begin

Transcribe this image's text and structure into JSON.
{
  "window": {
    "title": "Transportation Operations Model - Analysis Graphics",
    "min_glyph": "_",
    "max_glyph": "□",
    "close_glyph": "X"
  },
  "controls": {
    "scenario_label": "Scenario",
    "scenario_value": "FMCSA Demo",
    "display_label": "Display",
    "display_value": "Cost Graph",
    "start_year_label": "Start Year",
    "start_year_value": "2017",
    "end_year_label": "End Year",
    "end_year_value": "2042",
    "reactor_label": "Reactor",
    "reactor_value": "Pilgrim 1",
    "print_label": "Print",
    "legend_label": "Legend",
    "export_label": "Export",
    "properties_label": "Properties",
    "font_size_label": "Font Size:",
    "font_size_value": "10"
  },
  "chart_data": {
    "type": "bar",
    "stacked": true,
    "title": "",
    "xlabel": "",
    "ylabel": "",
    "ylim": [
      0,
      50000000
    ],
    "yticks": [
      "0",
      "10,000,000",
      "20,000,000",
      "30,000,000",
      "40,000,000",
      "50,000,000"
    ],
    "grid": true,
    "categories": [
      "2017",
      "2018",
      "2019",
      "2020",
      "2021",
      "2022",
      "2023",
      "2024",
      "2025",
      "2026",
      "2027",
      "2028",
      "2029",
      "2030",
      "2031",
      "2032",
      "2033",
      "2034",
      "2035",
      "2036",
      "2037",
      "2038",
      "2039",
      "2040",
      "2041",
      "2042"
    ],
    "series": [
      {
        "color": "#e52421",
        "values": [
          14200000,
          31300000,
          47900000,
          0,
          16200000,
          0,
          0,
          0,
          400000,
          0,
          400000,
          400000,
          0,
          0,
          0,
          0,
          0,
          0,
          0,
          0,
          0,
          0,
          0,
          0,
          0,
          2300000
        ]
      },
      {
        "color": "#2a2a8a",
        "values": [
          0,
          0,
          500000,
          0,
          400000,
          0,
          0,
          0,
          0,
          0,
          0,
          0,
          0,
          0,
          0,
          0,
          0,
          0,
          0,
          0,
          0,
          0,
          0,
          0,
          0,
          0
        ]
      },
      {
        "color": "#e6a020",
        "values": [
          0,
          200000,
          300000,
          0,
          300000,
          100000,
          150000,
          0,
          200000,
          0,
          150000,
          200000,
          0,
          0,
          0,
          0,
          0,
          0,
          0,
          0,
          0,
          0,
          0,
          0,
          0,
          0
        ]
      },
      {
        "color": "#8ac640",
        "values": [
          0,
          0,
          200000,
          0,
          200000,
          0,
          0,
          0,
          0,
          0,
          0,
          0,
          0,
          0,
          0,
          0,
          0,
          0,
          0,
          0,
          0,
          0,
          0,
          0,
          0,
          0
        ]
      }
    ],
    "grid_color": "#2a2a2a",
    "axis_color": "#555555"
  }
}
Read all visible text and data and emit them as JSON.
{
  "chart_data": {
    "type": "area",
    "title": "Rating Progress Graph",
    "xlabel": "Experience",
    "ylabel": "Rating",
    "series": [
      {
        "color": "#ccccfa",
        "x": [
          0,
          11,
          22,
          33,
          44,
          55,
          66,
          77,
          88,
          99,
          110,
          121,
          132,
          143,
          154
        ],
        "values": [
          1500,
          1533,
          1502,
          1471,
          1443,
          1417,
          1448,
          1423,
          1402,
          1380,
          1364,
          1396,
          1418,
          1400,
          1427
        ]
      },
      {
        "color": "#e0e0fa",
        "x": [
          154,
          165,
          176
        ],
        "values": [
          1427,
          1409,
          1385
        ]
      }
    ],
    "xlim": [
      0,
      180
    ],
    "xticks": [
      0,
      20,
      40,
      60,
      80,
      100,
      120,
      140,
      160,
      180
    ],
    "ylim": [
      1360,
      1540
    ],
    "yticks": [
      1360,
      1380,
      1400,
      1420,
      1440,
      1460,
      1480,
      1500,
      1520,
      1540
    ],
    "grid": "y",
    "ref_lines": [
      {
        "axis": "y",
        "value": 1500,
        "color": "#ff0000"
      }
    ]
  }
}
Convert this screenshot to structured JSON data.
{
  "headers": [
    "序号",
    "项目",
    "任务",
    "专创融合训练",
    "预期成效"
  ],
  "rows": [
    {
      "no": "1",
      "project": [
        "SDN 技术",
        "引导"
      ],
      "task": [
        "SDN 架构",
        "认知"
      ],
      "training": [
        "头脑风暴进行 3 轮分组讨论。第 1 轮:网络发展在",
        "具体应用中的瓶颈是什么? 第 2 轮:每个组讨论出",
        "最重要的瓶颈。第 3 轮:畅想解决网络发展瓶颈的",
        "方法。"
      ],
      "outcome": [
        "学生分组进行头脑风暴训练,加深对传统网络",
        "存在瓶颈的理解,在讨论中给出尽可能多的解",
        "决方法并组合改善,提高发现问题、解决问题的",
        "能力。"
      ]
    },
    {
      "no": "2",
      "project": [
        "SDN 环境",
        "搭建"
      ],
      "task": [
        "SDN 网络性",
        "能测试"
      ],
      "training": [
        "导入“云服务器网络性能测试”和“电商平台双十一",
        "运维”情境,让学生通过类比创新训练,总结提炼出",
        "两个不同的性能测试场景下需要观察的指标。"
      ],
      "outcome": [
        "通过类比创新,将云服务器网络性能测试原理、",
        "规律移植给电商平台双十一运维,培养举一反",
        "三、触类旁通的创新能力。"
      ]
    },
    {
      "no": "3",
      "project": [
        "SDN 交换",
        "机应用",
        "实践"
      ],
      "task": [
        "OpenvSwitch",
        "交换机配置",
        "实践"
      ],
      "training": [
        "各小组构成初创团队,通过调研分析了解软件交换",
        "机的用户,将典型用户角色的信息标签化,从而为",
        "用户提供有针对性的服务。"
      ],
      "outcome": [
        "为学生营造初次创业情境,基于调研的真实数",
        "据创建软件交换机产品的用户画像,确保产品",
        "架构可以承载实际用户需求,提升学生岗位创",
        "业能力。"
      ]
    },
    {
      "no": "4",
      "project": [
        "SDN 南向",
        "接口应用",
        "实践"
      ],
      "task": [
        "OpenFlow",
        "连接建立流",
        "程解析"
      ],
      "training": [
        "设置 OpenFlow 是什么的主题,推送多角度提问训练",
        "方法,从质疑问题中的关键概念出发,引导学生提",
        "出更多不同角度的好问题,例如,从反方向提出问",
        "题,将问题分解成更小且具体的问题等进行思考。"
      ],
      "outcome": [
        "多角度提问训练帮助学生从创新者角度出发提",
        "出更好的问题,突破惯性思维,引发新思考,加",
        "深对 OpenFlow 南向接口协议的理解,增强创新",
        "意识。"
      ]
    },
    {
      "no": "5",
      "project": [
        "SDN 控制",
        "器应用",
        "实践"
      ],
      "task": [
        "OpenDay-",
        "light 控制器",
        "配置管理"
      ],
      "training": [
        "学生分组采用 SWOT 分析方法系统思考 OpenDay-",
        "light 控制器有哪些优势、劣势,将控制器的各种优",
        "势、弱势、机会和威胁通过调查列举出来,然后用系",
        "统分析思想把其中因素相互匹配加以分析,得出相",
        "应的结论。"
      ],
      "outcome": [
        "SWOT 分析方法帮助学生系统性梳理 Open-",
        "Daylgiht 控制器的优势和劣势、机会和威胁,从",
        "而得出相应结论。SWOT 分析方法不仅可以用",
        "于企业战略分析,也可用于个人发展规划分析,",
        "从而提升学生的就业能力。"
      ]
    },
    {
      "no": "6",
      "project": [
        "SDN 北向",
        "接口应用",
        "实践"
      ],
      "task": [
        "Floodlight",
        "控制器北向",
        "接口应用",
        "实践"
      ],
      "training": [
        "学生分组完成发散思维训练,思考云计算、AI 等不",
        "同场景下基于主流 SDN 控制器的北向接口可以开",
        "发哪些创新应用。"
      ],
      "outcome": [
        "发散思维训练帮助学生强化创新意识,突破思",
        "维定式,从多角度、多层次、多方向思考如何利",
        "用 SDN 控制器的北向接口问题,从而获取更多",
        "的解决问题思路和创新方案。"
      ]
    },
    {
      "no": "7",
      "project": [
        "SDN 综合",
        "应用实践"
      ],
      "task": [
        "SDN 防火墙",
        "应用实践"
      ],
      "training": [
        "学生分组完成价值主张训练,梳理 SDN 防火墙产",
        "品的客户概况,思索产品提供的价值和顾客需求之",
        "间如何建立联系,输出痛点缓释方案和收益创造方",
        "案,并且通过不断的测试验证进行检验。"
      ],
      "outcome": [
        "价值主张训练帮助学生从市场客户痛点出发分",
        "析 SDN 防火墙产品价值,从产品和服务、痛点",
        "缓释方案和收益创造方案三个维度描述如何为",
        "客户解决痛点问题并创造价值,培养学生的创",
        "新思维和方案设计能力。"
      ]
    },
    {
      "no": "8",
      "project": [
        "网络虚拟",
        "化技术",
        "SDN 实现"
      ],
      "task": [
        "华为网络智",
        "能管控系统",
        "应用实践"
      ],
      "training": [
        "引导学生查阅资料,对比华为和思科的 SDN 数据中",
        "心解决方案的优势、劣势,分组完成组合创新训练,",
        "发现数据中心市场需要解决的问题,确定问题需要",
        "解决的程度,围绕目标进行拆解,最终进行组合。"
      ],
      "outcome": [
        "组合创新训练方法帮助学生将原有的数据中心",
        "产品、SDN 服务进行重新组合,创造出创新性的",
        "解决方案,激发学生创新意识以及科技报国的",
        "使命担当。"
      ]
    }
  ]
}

end

* GIVEN TASK *
Return every line containing "Rating".

* TASK SOLUTION *
    "title": "Rating Progress Graph",
    "ylabel": "Rating",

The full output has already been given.